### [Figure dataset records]
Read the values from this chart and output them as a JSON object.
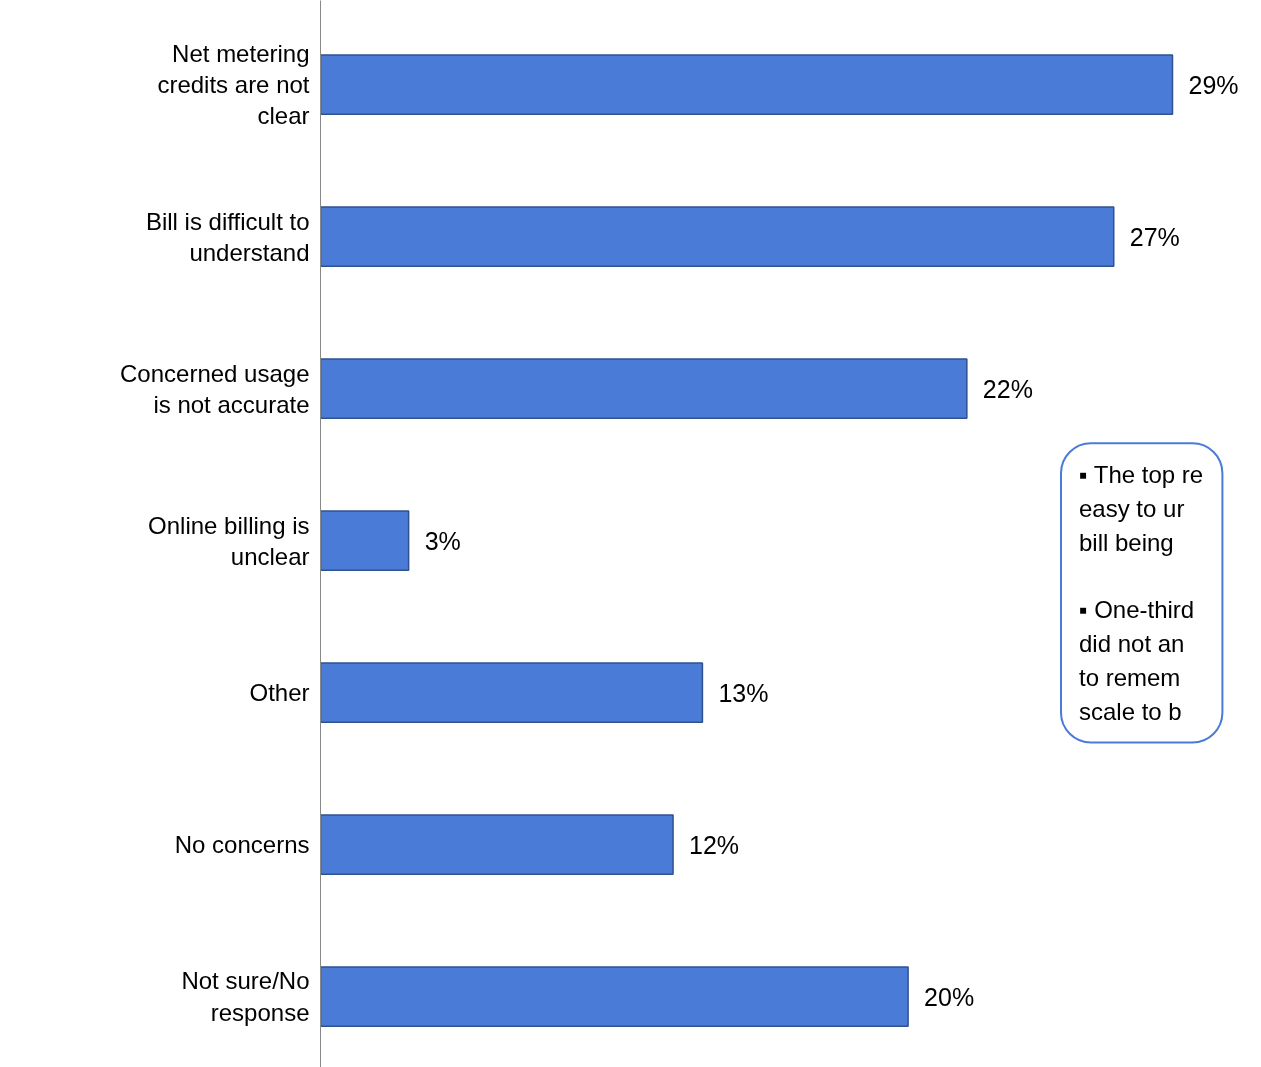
{
  "chart_data": {
    "type": "bar",
    "orientation": "horizontal",
    "categories": [
      "Net metering\ncredits are not\nclear",
      "Bill is difficult to\nunderstand",
      "Concerned usage\nis not accurate",
      "Online billing is\nunclear",
      "Other",
      "No concerns",
      "Not sure/No\nresponse"
    ],
    "values": [
      29,
      27,
      22,
      3,
      13,
      12,
      20
    ],
    "value_labels": [
      "29%",
      "27%",
      "22%",
      "3%",
      "13%",
      "12%",
      "20%"
    ],
    "color": "#4a7bd6",
    "grid": false,
    "annotations": [
      "▪ The top re\n   easy to ur\n   bill being",
      "▪ One-third\n   did not an\n   to remem\n   scale to b"
    ]
  }
}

### [GOAL]
The records shown above are to be repeated exactly, with the pictures left out.

### [THE RESPONSE]
Read the values from this chart and output them as a JSON object.
{
  "chart_data": {
    "type": "bar",
    "orientation": "horizontal",
    "categories": [
      "Net metering\ncredits are not\nclear",
      "Bill is difficult to\nunderstand",
      "Concerned usage\nis not accurate",
      "Online billing is\nunclear",
      "Other",
      "No concerns",
      "Not sure/No\nresponse"
    ],
    "values": [
      29,
      27,
      22,
      3,
      13,
      12,
      20
    ],
    "value_labels": [
      "29%",
      "27%",
      "22%",
      "3%",
      "13%",
      "12%",
      "20%"
    ],
    "color": "#4a7bd6",
    "grid": false,
    "annotations": [
      "▪ The top re\n   easy to ur\n   bill being",
      "▪ One-third\n   did not an\n   to remem\n   scale to b"
    ]
  }
}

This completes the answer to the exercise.